Gather each line of the entries below that includes "European".

• _Data supplied_
######

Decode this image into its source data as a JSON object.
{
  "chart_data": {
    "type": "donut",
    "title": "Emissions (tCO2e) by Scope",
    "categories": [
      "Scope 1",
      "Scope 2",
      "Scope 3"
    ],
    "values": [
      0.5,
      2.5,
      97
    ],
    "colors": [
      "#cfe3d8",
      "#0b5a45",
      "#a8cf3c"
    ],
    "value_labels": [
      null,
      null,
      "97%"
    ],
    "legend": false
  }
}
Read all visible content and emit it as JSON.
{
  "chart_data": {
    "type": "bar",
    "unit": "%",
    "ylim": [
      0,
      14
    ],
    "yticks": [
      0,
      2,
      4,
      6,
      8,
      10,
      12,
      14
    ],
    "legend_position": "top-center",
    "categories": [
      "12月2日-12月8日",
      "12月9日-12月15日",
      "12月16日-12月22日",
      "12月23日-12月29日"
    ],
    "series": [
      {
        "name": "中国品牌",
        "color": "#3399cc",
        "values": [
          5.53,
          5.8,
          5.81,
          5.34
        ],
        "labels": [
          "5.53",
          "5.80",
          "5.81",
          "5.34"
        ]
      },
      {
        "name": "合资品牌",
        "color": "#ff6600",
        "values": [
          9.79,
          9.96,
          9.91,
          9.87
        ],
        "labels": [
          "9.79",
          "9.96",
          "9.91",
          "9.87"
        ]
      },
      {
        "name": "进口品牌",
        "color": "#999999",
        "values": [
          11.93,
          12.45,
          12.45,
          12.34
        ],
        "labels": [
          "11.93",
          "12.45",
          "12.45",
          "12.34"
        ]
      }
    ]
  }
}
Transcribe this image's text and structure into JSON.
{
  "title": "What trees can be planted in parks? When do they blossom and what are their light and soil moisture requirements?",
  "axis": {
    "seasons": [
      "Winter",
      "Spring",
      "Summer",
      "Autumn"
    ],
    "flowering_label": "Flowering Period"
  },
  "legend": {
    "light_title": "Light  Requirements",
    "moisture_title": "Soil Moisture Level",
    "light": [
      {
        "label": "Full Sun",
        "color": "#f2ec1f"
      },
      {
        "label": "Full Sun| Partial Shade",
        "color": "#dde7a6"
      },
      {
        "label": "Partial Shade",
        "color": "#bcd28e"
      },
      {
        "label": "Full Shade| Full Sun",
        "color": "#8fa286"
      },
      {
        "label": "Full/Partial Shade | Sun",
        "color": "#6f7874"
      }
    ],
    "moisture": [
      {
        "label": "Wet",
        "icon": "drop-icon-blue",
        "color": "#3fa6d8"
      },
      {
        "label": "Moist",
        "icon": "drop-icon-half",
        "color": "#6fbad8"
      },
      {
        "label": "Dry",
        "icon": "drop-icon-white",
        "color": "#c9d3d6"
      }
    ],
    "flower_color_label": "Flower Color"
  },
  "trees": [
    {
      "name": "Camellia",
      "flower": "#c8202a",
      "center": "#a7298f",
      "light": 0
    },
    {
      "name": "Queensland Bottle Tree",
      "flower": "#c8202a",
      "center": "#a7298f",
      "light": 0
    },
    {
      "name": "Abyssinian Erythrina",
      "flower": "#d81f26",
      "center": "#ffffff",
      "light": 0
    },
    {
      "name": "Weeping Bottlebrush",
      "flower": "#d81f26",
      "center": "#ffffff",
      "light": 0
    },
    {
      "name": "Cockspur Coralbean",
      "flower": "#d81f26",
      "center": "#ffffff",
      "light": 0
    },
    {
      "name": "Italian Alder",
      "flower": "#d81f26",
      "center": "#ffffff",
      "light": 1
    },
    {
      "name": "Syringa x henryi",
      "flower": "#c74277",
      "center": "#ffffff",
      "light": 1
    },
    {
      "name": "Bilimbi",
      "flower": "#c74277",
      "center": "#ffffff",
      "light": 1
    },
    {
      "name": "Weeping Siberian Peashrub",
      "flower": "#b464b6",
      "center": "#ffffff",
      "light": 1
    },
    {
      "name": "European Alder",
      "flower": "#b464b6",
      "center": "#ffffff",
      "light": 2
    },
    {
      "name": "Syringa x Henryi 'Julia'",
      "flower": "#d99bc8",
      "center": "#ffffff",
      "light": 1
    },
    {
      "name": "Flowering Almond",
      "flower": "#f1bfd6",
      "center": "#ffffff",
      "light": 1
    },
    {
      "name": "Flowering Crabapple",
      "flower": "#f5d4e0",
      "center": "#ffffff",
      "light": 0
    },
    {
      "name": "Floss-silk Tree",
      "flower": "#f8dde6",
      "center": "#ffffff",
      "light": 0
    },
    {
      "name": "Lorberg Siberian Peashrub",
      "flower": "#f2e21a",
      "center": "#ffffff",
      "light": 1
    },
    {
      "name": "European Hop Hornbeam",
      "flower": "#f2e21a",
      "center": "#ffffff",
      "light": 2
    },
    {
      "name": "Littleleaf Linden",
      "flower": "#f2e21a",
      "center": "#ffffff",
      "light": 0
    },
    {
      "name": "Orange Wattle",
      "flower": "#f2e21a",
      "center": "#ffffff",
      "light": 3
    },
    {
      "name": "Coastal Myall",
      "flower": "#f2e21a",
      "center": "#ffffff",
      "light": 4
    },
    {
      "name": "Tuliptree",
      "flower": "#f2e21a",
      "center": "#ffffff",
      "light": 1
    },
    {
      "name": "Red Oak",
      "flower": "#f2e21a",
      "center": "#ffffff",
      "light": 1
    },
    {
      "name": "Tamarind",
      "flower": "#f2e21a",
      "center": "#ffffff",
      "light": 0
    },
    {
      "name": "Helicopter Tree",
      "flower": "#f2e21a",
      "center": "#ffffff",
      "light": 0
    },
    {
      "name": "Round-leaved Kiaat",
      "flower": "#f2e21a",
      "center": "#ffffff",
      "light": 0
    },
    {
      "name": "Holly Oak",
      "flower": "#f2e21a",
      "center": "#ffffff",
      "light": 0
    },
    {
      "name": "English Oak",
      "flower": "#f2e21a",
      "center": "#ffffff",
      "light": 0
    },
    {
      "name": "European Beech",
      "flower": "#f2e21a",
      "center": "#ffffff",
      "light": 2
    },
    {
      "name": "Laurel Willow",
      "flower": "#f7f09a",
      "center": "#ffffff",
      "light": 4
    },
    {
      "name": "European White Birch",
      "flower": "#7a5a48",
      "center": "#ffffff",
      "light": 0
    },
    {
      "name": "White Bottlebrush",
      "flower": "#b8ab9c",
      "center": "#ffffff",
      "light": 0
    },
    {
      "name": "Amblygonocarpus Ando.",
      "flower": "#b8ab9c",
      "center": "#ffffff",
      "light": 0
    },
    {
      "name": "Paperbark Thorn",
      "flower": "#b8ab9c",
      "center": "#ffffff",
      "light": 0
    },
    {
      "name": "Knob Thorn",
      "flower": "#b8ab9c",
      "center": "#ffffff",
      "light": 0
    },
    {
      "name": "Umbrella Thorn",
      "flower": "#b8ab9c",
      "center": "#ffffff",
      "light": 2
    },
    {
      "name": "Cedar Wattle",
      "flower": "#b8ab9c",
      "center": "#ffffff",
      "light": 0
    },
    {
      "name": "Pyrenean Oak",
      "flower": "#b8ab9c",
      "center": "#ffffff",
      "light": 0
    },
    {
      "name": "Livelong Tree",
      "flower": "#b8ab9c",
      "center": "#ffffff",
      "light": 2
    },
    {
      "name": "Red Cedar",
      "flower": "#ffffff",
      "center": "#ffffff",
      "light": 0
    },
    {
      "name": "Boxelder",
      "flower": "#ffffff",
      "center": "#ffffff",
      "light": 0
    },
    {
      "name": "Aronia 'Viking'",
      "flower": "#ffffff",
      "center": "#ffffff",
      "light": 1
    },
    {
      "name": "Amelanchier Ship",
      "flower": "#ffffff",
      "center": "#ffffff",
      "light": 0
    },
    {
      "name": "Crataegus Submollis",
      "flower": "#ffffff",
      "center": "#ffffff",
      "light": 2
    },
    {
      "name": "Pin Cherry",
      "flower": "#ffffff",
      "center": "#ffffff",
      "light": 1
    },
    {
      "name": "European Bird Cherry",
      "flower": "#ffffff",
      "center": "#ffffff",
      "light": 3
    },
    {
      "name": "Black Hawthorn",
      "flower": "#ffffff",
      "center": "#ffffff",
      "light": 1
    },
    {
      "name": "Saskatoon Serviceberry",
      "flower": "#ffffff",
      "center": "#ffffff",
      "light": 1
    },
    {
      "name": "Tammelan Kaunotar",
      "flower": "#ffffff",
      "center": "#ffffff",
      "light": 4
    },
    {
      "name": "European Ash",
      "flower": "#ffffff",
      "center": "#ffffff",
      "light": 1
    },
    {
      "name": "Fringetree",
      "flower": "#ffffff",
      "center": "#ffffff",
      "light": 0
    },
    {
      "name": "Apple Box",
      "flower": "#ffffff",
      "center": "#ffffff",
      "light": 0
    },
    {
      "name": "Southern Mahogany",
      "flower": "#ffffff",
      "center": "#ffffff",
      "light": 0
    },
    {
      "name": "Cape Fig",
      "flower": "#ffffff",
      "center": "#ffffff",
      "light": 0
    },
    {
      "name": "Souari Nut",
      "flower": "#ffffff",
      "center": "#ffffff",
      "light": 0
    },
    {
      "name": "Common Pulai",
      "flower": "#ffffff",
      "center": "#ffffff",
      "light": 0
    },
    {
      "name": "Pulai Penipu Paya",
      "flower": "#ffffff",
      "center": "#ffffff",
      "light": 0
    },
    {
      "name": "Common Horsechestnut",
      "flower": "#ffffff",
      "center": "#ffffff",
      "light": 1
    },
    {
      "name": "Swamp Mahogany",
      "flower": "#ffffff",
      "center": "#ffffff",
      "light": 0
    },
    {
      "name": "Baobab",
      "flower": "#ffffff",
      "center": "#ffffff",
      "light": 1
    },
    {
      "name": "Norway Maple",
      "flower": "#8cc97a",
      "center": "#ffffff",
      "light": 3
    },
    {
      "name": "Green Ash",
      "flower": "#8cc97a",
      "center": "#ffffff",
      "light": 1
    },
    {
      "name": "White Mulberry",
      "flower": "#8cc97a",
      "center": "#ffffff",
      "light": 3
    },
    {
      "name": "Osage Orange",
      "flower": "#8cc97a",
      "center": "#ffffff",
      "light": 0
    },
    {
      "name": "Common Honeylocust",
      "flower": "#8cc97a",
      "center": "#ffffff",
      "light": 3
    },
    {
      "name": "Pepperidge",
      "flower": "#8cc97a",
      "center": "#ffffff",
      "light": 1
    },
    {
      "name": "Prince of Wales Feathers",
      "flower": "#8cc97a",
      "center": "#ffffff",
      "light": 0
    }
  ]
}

######

• _Exercise solution_
      "name": "European Alder",
      "name": "European Hop Hornbeam",
      "name": "European Beech",
      "name": "European White Birch",
      "name": "European Bird Cherry",
      "name": "European Ash",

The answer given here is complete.